■ **Prompt**: Reproduce word for word the part of the records below that opens with the line containing "heatmap-cell [315,59,321,66]" and closes with the line containing "heatmap-cell [380,63,390,68]", including both of those lines. Give only those lines.

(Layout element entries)
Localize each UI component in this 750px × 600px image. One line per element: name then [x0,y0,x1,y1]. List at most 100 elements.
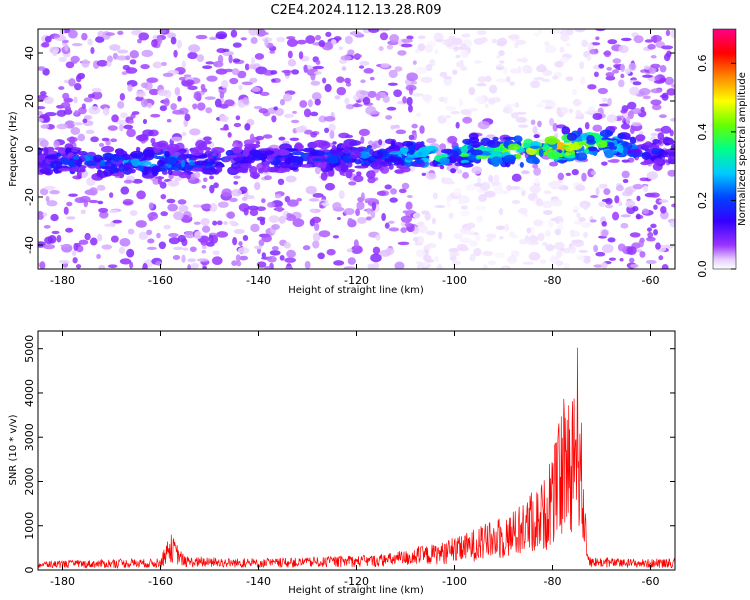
heatmap-cell [315,59,321,66]
figure-title: C2E4.2024.112.13.28.R09 [270,3,441,18]
heatmap-cell [299,100,308,108]
heatmap-cell [605,71,615,78]
heatmap-cell [248,29,260,36]
heatmap-cell [241,196,248,201]
heatmap-cell [620,73,625,79]
heatmap-cell [147,238,155,244]
heatmap-cell [172,109,185,115]
heatmap-cell [380,63,390,68]
heatmap-cell [106,55,113,63]
heatmap-cell [420,76,433,84]
heatmap-cell [519,238,528,245]
heatmap-cell [541,78,551,83]
heatmap-cell [587,106,595,114]
y-tick-label: 4000 [23,379,36,407]
heatmap-cell [347,257,356,265]
heatmap-cell [366,145,372,150]
heatmap-cell [190,167,203,172]
heatmap-cell [338,190,345,200]
heatmap-cell [292,110,297,114]
heatmap-cell [137,38,142,44]
heatmap-cell [185,165,194,170]
heatmap-cell [159,181,167,189]
heatmap-cell [507,143,521,151]
heatmap-cell [152,61,162,69]
heatmap-cell [376,190,387,196]
heatmap-cell [332,141,337,145]
heatmap-cell [645,259,657,265]
heatmap-cell [506,255,518,264]
heatmap-cell [607,237,616,243]
snr-xlabel: Height of straight line (km) [288,585,424,596]
heatmap-cell [453,187,462,196]
heatmap-cell [450,110,460,115]
heatmap-cell [212,250,220,256]
heatmap-cell [43,96,54,105]
heatmap-cell [402,96,407,104]
x-tick-label: -100 [442,575,467,588]
heatmap-cell [286,38,298,48]
y-tick-label: -40 [23,236,36,254]
heatmap-cell [587,84,597,90]
heatmap-cell [468,87,476,96]
heatmap-cell [659,65,667,73]
heatmap-cell [202,169,211,175]
heatmap-cell [286,249,296,258]
heatmap-cell [641,151,652,160]
heatmap-cell [347,49,355,56]
heatmap-cell [635,134,646,142]
heatmap-cell [585,256,591,261]
heatmap-cell [229,197,238,203]
heatmap-cell [287,50,293,59]
heatmap-cell [62,39,69,44]
heatmap-cell [342,154,353,163]
heatmap-cell [660,206,667,214]
x-tick-label: -140 [246,274,271,287]
heatmap-cell [163,97,170,107]
heatmap-cell [178,204,189,213]
heatmap-cell [527,240,539,246]
heatmap-cell [549,29,562,35]
heatmap-cell [630,263,639,268]
heatmap-cell [509,81,515,86]
heatmap-cell [456,243,468,251]
heatmap-cell [87,93,95,99]
heatmap-cell [475,205,487,211]
heatmap-cell [632,205,639,212]
heatmap-cell [159,105,167,112]
heatmap-cell [156,232,161,239]
heatmap-cell [257,31,270,36]
x-tick-label: -180 [50,575,75,588]
heatmap-cell [384,184,392,190]
heatmap-cell [529,185,542,193]
heatmap-cell [216,231,229,238]
heatmap-cell [105,140,111,146]
heatmap-cell [652,139,660,144]
heatmap-cell [620,123,631,130]
heatmap-cell [178,76,188,81]
heatmap-cell [473,247,482,257]
heatmap-cell [258,239,265,247]
heatmap-cell [543,210,553,216]
heatmap-cell [90,136,99,143]
heatmap-cell [326,154,339,164]
heatmap-cell [370,253,382,263]
heatmap-cell [552,75,559,80]
heatmap-cell [289,137,300,141]
heatmap-cell [318,115,327,123]
x-tick-label: -80 [544,575,562,588]
heatmap-cell [627,101,637,110]
heatmap-cell [249,77,258,83]
heatmap-cell [439,156,450,165]
heatmap-cell [557,159,568,164]
heatmap-cell [654,75,660,81]
heatmap-cell [418,225,429,234]
heatmap-cell [573,205,580,210]
heatmap-cell [583,231,588,238]
heatmap-cell [105,32,116,36]
heatmap-cell [229,77,239,85]
heatmap-cell [647,43,656,50]
heatmap-cell [502,190,509,195]
heatmap-cell [150,137,156,144]
heatmap-cell [282,93,293,102]
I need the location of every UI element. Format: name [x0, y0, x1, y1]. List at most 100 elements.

■ **Solution to this exercise**:
heatmap-cell [315,59,321,66]
figure-title: C2E4.2024.112.13.28.R09 [270,3,441,18]
heatmap-cell [299,100,308,108]
heatmap-cell [605,71,615,78]
heatmap-cell [248,29,260,36]
heatmap-cell [241,196,248,201]
heatmap-cell [620,73,625,79]
heatmap-cell [147,238,155,244]
heatmap-cell [172,109,185,115]
heatmap-cell [380,63,390,68]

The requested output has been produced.